(Records)
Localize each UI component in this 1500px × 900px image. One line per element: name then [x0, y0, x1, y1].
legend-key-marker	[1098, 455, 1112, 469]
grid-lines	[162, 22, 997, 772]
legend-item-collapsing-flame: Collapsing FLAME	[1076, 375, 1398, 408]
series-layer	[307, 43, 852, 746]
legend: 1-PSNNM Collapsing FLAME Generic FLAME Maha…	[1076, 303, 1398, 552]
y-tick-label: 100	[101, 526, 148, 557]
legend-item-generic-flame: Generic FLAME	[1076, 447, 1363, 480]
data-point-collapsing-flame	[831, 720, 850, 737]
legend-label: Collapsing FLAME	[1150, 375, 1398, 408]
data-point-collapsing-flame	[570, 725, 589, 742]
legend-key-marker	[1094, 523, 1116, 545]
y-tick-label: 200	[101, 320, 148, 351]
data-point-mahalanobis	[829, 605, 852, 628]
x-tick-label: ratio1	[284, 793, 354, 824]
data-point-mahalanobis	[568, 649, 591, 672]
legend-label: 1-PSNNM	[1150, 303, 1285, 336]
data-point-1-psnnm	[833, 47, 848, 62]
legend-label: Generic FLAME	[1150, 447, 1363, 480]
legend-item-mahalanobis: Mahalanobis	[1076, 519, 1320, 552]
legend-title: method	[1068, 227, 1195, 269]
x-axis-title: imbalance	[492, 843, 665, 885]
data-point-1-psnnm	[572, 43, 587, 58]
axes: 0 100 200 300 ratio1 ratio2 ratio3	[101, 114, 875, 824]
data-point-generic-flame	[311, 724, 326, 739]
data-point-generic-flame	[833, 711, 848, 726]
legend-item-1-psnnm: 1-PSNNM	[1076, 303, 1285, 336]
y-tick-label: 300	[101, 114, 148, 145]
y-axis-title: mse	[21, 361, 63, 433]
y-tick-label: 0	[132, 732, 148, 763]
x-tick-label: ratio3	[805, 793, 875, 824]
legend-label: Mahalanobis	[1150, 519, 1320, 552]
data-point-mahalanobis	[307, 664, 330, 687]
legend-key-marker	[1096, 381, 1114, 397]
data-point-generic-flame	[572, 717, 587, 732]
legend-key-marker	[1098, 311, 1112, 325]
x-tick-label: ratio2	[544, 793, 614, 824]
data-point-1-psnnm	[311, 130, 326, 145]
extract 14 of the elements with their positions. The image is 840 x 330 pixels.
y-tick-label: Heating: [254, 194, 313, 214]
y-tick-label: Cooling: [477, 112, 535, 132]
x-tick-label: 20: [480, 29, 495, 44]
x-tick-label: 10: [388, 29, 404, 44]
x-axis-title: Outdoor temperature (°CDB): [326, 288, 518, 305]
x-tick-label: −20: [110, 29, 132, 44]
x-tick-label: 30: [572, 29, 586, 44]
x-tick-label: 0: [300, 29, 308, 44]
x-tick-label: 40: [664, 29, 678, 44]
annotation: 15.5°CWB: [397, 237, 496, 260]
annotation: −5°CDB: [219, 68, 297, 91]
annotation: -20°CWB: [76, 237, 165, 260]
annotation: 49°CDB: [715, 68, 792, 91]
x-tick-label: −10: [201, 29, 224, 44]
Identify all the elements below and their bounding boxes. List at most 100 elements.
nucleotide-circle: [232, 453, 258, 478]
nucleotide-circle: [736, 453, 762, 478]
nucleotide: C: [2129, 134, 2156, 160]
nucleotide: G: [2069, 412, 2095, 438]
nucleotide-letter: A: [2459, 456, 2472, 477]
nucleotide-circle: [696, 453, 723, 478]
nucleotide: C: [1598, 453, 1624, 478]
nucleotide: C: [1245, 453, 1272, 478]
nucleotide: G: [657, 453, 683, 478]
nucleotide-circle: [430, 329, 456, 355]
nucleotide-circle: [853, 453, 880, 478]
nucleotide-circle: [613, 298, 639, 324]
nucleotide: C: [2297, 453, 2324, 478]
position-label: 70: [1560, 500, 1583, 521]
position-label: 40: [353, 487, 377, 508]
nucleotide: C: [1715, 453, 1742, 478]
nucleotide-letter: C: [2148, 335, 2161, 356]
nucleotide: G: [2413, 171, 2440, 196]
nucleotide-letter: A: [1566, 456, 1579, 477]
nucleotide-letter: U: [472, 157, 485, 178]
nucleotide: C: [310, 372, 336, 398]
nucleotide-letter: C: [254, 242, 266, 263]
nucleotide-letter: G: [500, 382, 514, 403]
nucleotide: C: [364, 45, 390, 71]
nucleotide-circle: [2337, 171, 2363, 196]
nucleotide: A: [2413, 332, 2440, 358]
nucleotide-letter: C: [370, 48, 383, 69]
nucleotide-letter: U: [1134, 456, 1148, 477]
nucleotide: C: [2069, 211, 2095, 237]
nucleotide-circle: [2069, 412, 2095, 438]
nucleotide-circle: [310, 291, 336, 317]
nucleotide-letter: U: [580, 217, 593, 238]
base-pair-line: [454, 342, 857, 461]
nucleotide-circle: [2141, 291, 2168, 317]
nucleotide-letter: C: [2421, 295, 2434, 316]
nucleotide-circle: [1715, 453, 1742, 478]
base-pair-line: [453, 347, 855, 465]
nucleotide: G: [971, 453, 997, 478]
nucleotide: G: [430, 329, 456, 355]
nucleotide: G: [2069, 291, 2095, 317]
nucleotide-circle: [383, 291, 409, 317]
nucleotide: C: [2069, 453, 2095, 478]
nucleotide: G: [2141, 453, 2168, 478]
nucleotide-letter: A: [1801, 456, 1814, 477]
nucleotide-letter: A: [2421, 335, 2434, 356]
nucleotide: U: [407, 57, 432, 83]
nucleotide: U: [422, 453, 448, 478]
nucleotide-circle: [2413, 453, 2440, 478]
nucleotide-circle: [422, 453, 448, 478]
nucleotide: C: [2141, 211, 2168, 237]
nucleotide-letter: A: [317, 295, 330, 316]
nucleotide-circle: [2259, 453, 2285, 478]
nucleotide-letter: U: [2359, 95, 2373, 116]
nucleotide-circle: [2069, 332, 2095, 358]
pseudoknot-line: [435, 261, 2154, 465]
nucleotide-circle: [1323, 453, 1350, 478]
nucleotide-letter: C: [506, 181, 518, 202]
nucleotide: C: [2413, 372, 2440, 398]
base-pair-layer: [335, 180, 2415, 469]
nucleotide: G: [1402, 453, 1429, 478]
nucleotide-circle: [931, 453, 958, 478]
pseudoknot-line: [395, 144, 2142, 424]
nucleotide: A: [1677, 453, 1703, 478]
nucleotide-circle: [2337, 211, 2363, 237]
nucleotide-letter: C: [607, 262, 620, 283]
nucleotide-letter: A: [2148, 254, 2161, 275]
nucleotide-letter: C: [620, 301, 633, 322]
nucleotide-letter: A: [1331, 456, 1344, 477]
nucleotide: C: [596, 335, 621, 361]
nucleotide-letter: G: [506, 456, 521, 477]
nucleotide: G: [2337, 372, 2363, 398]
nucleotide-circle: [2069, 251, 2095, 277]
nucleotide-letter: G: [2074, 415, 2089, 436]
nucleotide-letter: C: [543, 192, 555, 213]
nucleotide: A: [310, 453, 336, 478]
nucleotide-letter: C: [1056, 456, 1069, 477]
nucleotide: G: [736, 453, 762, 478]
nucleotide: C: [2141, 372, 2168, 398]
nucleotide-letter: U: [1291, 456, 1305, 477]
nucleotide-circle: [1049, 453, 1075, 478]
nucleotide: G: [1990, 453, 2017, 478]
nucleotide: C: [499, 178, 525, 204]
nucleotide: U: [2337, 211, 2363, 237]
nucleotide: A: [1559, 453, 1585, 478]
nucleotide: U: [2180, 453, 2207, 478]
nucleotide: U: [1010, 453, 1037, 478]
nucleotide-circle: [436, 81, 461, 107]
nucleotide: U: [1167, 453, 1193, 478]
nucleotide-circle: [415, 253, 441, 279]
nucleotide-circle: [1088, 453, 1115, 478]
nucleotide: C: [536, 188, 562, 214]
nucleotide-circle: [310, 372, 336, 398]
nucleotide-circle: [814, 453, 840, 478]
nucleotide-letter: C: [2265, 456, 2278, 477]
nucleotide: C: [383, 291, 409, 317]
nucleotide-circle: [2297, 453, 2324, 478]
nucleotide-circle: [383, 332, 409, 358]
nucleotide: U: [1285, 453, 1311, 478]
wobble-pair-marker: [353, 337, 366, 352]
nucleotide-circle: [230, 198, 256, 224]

*Exercise directions*
Extract every line from the entries above that contains the string "item".

*Task output*
legend-item-collapsing-flame: Collapsing FLAME	[1076, 375, 1398, 408]
legend-item-generic-flame: Generic FLAME	[1076, 447, 1363, 480]
legend-item-mahalanobis: Mahalanobis	[1076, 519, 1320, 552]
legend-item-1-psnnm: 1-PSNNM	[1076, 303, 1285, 336]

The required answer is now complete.